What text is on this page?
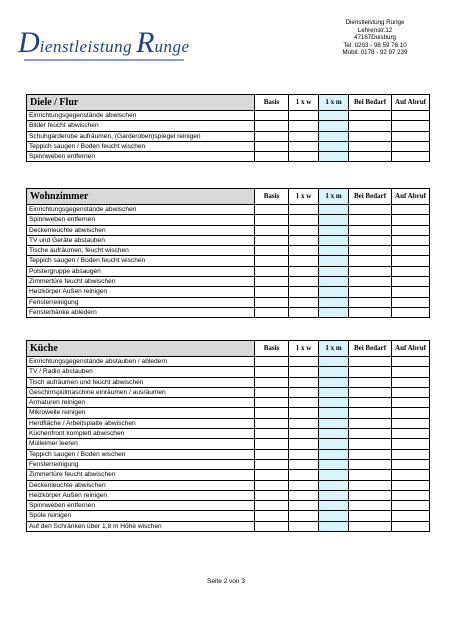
Dienstleistung Runge
Dienstleistung Runge
Lehrenstr.12
47167Duisburg
Tel: 0203 - 98 59 78 10
Mobil: 0178 - 92 97 239
Diele / Flur	Basis	1 x w	1 x m	Bei Bedarf	Auf Abruf
Einrichtungsgegenstände abwischen					
Bilder feucht abwischen					
Schuhgarderobe aufräumen, (Garderoben)spiegel reinigen					
Teppich saugen / Boden feucht wischen					
Spinnweben entfernen					
Wohnzimmer	Basis	1 x w	1 x m	Bei Bedarf	Auf Abruf
Einrichtungsgegenstände abwischen					
Spinnweben entfernen					
Deckenleuchte abwischen					
TV und Geräte abstauben					
Tische aufräumen, feucht wischen					
Teppich saugen / Boden feucht wischen					
Polstergruppe absaugen					
Zimmertüre feucht abwischen					
Heizkörper Außen reinigen					
Fensterreinigung					
Fensterbänke abledern					
Küche	Basis	1 x w	1 x m	Bei Bedarf	Auf Abruf
Einrichtungsgegenstände abstauben / abledern					
TV / Radio abstauben					
Tisch aufräumen und feucht abwischen					
Geschirrspülmaschine einräumen / ausräumen					
Armaturen reinigen					
Mikrowelle reinigen					
Herdfläche / Arbeitsplatte abwischen					
Küchenfront komplett abwischen					
Mülleimer leeren					
Teppich saugen / Boden wischen					
Fensterreinigung					
Zimmertüre feucht abwischen					
Deckenleuchte abwischen					
Heizkörper Außen reinigen					
Spinnweben entfernen					
Spüle reinigen					
Auf den Schränken über 1,8 m Höhe wischen					
Seite 2 von 3
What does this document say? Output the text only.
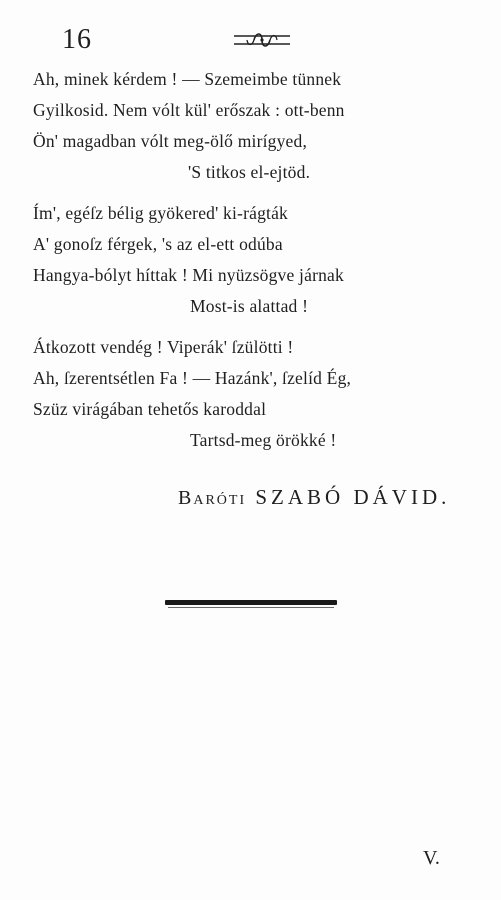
16
Ah, minek kérdem ! — Szemeimbe tünnek
Gyilkosid. Nem vólt kül' erőszak : ott-benn
Ön' magadban vólt meg-ölő mirígyed,
'S titkos el-ejtöd.
Ím', egéſz bélig gyökered' ki-rágták
A' gonoſz férgek, 's az el-ett odúba
Hangya-bólyt híttak ! Mi nyüzsögve járnak
Most-is alattad !
Átkozott vendég ! Viperák' ſzülötti !
Ah, ſzerentsétlen Fa ! — Hazánk', ſzelíd Ég,
Szüz virágában tehetős karoddal
Tartsd-meg örökké !
Baróti SZABÓ DÁVID.
V.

▬▬▬

EXERCISE INSTRUCTIONS → Leave the pictures out and copy the rest of the data exactly.

REPLY TO THE TASK →
What text is on this page?
Dienstleistung Runge
Dienstleistung Runge
Lehrenstr.12
47167Duisburg
Tel: 0203 - 98 59 78 10
Mobil: 0178 - 92 97 239
Diele / Flur	Basis	1 x w	1 x m	Bei Bedarf	Auf Abruf
Einrichtungsgegenstände abwischen					
Bilder feucht abwischen					
Schuhgarderobe aufräumen, (Garderoben)spiegel reinigen					
Teppich saugen / Boden feucht wischen					
Spinnweben entfernen					
Wohnzimmer	Basis	1 x w	1 x m	Bei Bedarf	Auf Abruf
Einrichtungsgegenstände abwischen					
Spinnweben entfernen					
Deckenleuchte abwischen					
TV und Geräte abstauben					
Tische aufräumen, feucht wischen					
Teppich saugen / Boden feucht wischen					
Polstergruppe absaugen					
Zimmertüre feucht abwischen					
Heizkörper Außen reinigen					
Fensterreinigung					
Fensterbänke abledern					
Küche	Basis	1 x w	1 x m	Bei Bedarf	Auf Abruf
Einrichtungsgegenstände abstauben / abledern					
TV / Radio abstauben					
Tisch aufräumen und feucht abwischen					
Geschirrspülmaschine einräumen / ausräumen					
Armaturen reinigen					
Mikrowelle reinigen					
Herdfläche / Arbeitsplatte abwischen					
Küchenfront komplett abwischen					
Mülleimer leeren					
Teppich saugen / Boden wischen					
Fensterreinigung					
Zimmertüre feucht abwischen					
Deckenleuchte abwischen					
Heizkörper Außen reinigen					
Spinnweben entfernen					
Spüle reinigen					
Auf den Schränken über 1,8 m Höhe wischen					
Seite 2 von 3
What does this document say? Output the text only.
16
Ah, minek kérdem ! — Szemeimbe tünnek
Gyilkosid. Nem vólt kül' erőszak : ott-benn
Ön' magadban vólt meg-ölő mirígyed,
'S titkos el-ejtöd.
Ím', egéſz bélig gyökered' ki-rágták
A' gonoſz férgek, 's az el-ett odúba
Hangya-bólyt híttak ! Mi nyüzsögve járnak
Most-is alattad !
Átkozott vendég ! Viperák' ſzülötti !
Ah, ſzerentsétlen Fa ! — Hazánk', ſzelíd Ég,
Szüz virágában tehetős karoddal
Tartsd-meg örökké !
Baróti SZABÓ DÁVID.
V.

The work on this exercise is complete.